(Chart and figure data)
_ _ _ _ _

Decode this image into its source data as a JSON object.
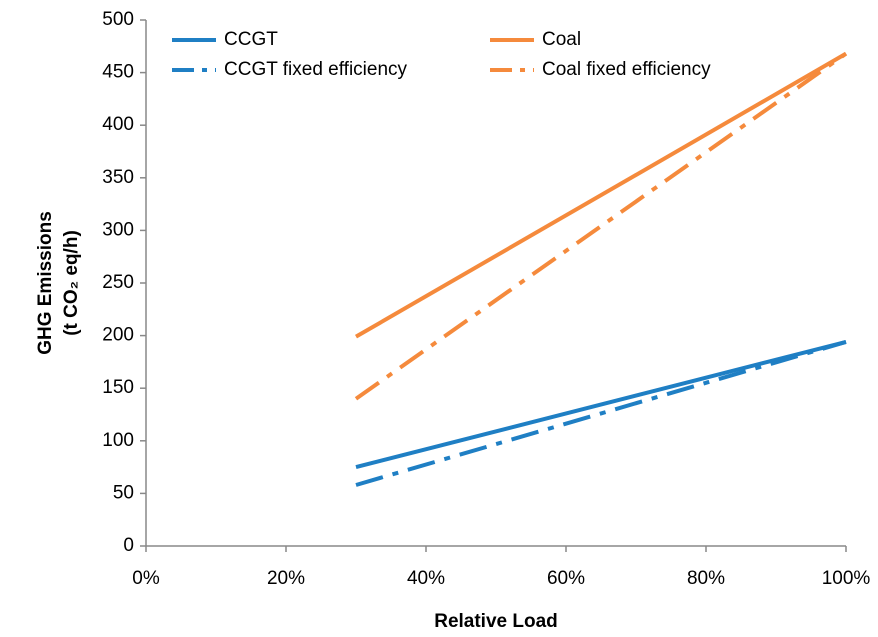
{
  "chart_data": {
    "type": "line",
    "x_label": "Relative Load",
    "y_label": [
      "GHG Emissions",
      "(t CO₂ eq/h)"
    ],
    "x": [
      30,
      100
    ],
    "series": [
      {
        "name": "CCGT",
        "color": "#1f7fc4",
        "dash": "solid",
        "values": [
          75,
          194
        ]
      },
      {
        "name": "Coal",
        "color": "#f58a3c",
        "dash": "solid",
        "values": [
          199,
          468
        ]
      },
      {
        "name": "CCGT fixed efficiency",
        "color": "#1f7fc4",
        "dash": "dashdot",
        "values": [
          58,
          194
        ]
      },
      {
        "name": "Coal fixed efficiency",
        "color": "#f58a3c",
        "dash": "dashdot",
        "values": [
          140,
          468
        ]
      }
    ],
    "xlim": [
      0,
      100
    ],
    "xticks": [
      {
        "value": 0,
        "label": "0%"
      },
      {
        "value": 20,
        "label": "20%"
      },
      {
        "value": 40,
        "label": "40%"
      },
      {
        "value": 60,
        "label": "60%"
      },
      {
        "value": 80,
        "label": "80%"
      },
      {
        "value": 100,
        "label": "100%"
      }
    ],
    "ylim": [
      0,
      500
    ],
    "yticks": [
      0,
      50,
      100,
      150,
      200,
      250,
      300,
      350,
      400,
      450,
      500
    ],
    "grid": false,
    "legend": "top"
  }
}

_ _ _ _ _

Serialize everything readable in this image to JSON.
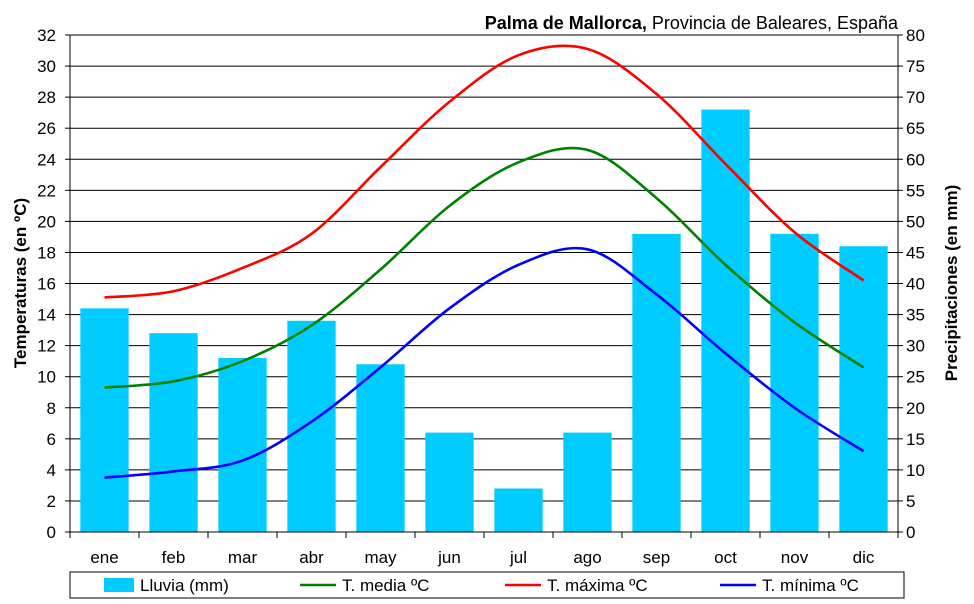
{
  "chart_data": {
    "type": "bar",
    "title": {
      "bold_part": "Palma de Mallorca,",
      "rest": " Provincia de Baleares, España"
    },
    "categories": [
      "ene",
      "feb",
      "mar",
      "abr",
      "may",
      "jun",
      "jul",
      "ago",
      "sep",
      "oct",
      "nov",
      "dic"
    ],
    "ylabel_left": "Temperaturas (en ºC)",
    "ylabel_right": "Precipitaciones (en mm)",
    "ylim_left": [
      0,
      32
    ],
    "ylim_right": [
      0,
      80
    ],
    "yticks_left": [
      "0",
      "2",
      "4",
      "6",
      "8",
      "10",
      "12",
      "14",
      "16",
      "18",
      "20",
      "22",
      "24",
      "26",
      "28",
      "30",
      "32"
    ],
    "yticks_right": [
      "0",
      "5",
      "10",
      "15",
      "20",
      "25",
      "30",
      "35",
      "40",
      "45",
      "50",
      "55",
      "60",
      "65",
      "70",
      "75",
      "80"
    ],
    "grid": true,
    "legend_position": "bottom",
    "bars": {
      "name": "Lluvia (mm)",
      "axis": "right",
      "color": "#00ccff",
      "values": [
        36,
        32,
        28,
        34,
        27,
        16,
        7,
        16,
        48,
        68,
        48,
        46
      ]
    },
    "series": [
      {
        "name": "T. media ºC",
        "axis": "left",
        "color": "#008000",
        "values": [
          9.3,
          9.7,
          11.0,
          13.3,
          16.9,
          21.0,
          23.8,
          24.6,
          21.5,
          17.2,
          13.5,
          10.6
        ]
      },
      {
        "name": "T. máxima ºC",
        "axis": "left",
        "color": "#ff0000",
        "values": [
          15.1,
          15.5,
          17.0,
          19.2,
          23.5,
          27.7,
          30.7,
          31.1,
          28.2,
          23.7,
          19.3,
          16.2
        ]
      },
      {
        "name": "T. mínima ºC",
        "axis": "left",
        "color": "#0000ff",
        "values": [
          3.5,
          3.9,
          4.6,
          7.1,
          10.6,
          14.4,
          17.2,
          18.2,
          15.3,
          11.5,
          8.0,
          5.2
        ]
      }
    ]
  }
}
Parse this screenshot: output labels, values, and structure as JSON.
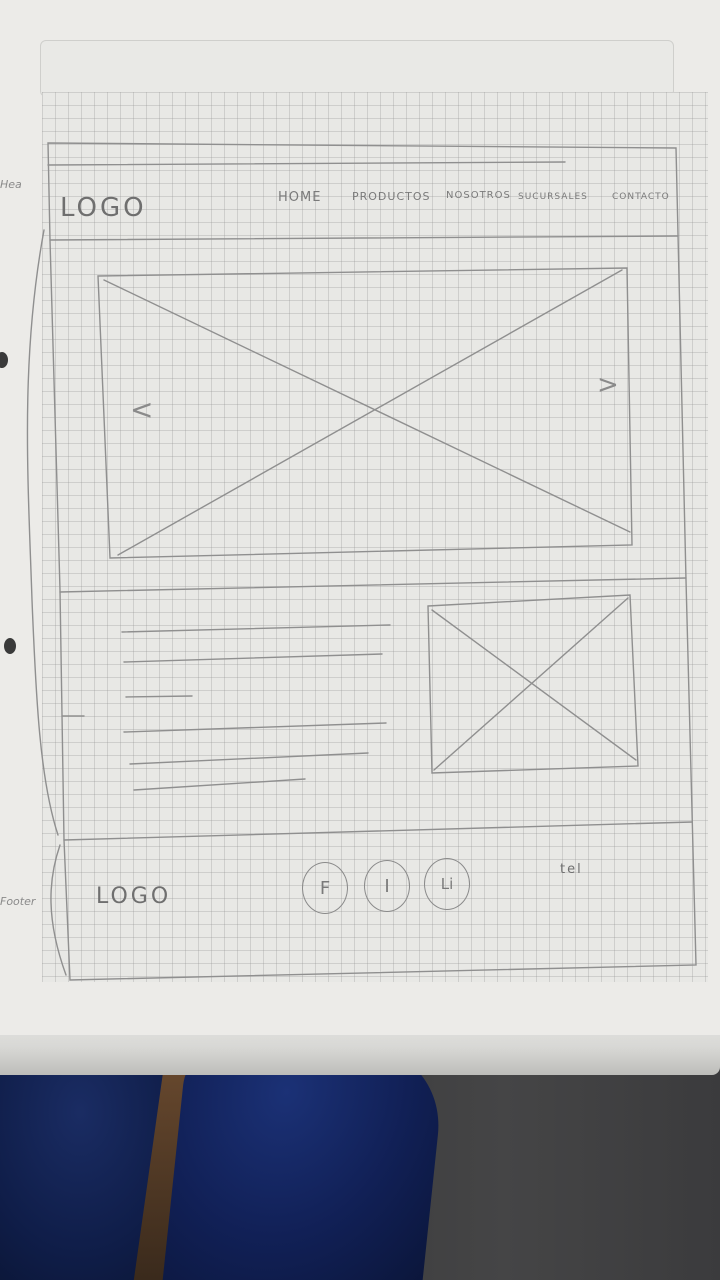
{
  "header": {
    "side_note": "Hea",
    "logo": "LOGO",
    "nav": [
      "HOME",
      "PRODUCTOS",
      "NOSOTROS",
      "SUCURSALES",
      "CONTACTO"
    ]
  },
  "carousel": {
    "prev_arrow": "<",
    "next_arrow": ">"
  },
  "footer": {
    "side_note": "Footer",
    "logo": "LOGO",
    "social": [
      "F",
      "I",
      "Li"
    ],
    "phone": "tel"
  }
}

_ _ _ _ _

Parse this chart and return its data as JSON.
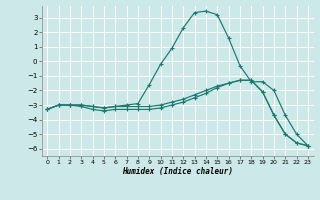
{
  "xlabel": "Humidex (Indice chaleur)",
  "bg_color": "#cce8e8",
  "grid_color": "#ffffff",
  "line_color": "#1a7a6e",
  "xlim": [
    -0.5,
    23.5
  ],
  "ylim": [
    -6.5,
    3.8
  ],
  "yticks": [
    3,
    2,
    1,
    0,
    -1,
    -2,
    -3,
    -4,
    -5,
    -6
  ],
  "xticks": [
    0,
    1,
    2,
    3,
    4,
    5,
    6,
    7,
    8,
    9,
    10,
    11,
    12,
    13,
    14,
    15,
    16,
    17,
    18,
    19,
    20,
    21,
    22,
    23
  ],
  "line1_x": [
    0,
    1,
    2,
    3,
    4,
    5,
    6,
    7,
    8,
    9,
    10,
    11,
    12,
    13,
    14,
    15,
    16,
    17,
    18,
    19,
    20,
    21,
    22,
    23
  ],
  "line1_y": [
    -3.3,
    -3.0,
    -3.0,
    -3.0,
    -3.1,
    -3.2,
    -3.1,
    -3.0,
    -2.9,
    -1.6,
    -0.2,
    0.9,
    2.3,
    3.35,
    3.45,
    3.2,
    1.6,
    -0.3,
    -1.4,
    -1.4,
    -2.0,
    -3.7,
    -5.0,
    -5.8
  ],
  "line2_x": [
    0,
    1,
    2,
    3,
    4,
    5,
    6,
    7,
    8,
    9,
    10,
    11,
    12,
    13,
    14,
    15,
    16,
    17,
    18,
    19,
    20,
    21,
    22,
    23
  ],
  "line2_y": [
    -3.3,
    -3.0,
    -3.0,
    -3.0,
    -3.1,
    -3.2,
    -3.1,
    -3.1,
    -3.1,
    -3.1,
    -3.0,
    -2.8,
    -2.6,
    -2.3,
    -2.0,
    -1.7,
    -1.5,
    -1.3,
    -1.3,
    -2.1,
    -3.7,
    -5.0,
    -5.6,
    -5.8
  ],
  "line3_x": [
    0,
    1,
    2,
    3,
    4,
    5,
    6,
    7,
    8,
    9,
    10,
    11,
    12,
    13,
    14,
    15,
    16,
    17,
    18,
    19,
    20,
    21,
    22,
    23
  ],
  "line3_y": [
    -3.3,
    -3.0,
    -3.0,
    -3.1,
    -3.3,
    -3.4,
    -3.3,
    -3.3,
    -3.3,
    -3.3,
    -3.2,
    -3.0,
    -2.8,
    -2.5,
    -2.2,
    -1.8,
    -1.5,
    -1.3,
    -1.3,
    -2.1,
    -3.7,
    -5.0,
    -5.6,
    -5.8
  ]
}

_ _ _ _ _

- **SET TASK**: Work out how many lines in the entries hold the string "this". Your answer should consist solely of that number.

- **RESPONSE**: 4